### To be done
The entries below should be output exactly as written.
========================================
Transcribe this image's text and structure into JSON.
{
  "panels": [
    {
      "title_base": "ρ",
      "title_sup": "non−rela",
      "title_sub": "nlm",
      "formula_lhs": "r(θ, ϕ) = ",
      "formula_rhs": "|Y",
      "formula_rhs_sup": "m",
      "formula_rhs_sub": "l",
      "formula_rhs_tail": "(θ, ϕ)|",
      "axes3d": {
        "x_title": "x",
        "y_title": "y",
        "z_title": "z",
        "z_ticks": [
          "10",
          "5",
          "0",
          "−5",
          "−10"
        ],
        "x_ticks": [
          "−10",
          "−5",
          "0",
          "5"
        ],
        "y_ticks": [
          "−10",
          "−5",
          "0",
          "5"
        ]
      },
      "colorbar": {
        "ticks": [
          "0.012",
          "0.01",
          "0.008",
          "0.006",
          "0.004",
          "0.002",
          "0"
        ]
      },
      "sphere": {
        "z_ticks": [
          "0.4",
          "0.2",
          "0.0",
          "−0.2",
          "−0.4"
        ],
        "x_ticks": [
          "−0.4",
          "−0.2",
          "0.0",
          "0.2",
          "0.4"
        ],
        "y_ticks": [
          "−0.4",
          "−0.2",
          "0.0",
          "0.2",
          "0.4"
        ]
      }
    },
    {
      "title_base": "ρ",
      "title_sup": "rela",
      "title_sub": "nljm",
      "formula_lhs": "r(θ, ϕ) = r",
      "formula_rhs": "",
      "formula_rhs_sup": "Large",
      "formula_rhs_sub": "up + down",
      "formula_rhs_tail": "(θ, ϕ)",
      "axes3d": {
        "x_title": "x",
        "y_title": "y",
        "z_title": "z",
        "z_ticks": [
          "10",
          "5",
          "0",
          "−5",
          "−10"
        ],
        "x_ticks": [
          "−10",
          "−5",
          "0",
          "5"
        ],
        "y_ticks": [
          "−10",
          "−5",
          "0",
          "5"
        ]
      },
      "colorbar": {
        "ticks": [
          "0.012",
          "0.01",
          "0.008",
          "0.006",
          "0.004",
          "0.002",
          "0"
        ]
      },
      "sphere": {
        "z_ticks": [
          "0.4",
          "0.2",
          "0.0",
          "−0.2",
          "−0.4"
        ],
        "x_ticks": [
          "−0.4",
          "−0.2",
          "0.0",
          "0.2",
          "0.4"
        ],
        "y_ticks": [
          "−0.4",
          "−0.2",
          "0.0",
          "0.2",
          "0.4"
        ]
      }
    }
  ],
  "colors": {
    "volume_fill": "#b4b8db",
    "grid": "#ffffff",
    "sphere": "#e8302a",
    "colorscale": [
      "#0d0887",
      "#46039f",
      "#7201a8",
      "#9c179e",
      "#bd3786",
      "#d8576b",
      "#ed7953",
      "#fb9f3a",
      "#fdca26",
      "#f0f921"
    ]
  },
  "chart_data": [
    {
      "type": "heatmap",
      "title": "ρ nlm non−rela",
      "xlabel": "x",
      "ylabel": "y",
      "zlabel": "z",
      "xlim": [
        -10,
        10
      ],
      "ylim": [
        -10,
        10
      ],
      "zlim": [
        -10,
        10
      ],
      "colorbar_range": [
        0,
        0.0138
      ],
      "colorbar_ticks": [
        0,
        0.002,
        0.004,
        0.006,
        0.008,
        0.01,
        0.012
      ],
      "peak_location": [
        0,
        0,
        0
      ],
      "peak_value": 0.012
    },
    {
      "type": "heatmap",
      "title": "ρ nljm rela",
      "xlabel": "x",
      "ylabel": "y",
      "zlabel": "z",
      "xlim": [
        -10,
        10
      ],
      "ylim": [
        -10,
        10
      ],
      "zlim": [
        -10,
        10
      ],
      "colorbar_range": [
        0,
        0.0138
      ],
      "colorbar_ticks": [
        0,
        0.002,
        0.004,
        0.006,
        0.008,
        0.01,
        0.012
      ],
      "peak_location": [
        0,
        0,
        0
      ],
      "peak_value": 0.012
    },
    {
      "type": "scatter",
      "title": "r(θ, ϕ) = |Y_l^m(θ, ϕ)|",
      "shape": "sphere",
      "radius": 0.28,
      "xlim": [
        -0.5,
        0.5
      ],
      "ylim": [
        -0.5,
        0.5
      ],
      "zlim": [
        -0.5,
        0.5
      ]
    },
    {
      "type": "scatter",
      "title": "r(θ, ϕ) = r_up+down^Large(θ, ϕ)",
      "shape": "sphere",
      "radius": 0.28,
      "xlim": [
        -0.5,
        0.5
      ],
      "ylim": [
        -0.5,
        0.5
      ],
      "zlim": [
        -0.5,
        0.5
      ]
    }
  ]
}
========================================
### Exercise solution
Transcribe this image's text and structure into JSON.
{
  "panels": [
    {
      "title_base": "ρ",
      "title_sup": "non−rela",
      "title_sub": "nlm",
      "formula_lhs": "r(θ, ϕ) = ",
      "formula_rhs": "|Y",
      "formula_rhs_sup": "m",
      "formula_rhs_sub": "l",
      "formula_rhs_tail": "(θ, ϕ)|",
      "axes3d": {
        "x_title": "x",
        "y_title": "y",
        "z_title": "z",
        "z_ticks": [
          "10",
          "5",
          "0",
          "−5",
          "−10"
        ],
        "x_ticks": [
          "−10",
          "−5",
          "0",
          "5"
        ],
        "y_ticks": [
          "−10",
          "−5",
          "0",
          "5"
        ]
      },
      "colorbar": {
        "ticks": [
          "0.012",
          "0.01",
          "0.008",
          "0.006",
          "0.004",
          "0.002",
          "0"
        ]
      },
      "sphere": {
        "z_ticks": [
          "0.4",
          "0.2",
          "0.0",
          "−0.2",
          "−0.4"
        ],
        "x_ticks": [
          "−0.4",
          "−0.2",
          "0.0",
          "0.2",
          "0.4"
        ],
        "y_ticks": [
          "−0.4",
          "−0.2",
          "0.0",
          "0.2",
          "0.4"
        ]
      }
    },
    {
      "title_base": "ρ",
      "title_sup": "rela",
      "title_sub": "nljm",
      "formula_lhs": "r(θ, ϕ) = r",
      "formula_rhs": "",
      "formula_rhs_sup": "Large",
      "formula_rhs_sub": "up + down",
      "formula_rhs_tail": "(θ, ϕ)",
      "axes3d": {
        "x_title": "x",
        "y_title": "y",
        "z_title": "z",
        "z_ticks": [
          "10",
          "5",
          "0",
          "−5",
          "−10"
        ],
        "x_ticks": [
          "−10",
          "−5",
          "0",
          "5"
        ],
        "y_ticks": [
          "−10",
          "−5",
          "0",
          "5"
        ]
      },
      "colorbar": {
        "ticks": [
          "0.012",
          "0.01",
          "0.008",
          "0.006",
          "0.004",
          "0.002",
          "0"
        ]
      },
      "sphere": {
        "z_ticks": [
          "0.4",
          "0.2",
          "0.0",
          "−0.2",
          "−0.4"
        ],
        "x_ticks": [
          "−0.4",
          "−0.2",
          "0.0",
          "0.2",
          "0.4"
        ],
        "y_ticks": [
          "−0.4",
          "−0.2",
          "0.0",
          "0.2",
          "0.4"
        ]
      }
    }
  ],
  "colors": {
    "volume_fill": "#b4b8db",
    "grid": "#ffffff",
    "sphere": "#e8302a",
    "colorscale": [
      "#0d0887",
      "#46039f",
      "#7201a8",
      "#9c179e",
      "#bd3786",
      "#d8576b",
      "#ed7953",
      "#fb9f3a",
      "#fdca26",
      "#f0f921"
    ]
  },
  "chart_data": [
    {
      "type": "heatmap",
      "title": "ρ nlm non−rela",
      "xlabel": "x",
      "ylabel": "y",
      "zlabel": "z",
      "xlim": [
        -10,
        10
      ],
      "ylim": [
        -10,
        10
      ],
      "zlim": [
        -10,
        10
      ],
      "colorbar_range": [
        0,
        0.0138
      ],
      "colorbar_ticks": [
        0,
        0.002,
        0.004,
        0.006,
        0.008,
        0.01,
        0.012
      ],
      "peak_location": [
        0,
        0,
        0
      ],
      "peak_value": 0.012
    },
    {
      "type": "heatmap",
      "title": "ρ nljm rela",
      "xlabel": "x",
      "ylabel": "y",
      "zlabel": "z",
      "xlim": [
        -10,
        10
      ],
      "ylim": [
        -10,
        10
      ],
      "zlim": [
        -10,
        10
      ],
      "colorbar_range": [
        0,
        0.0138
      ],
      "colorbar_ticks": [
        0,
        0.002,
        0.004,
        0.006,
        0.008,
        0.01,
        0.012
      ],
      "peak_location": [
        0,
        0,
        0
      ],
      "peak_value": 0.012
    },
    {
      "type": "scatter",
      "title": "r(θ, ϕ) = |Y_l^m(θ, ϕ)|",
      "shape": "sphere",
      "radius": 0.28,
      "xlim": [
        -0.5,
        0.5
      ],
      "ylim": [
        -0.5,
        0.5
      ],
      "zlim": [
        -0.5,
        0.5
      ]
    },
    {
      "type": "scatter",
      "title": "r(θ, ϕ) = r_up+down^Large(θ, ϕ)",
      "shape": "sphere",
      "radius": 0.28,
      "xlim": [
        -0.5,
        0.5
      ],
      "ylim": [
        -0.5,
        0.5
      ],
      "zlim": [
        -0.5,
        0.5
      ]
    }
  ]
}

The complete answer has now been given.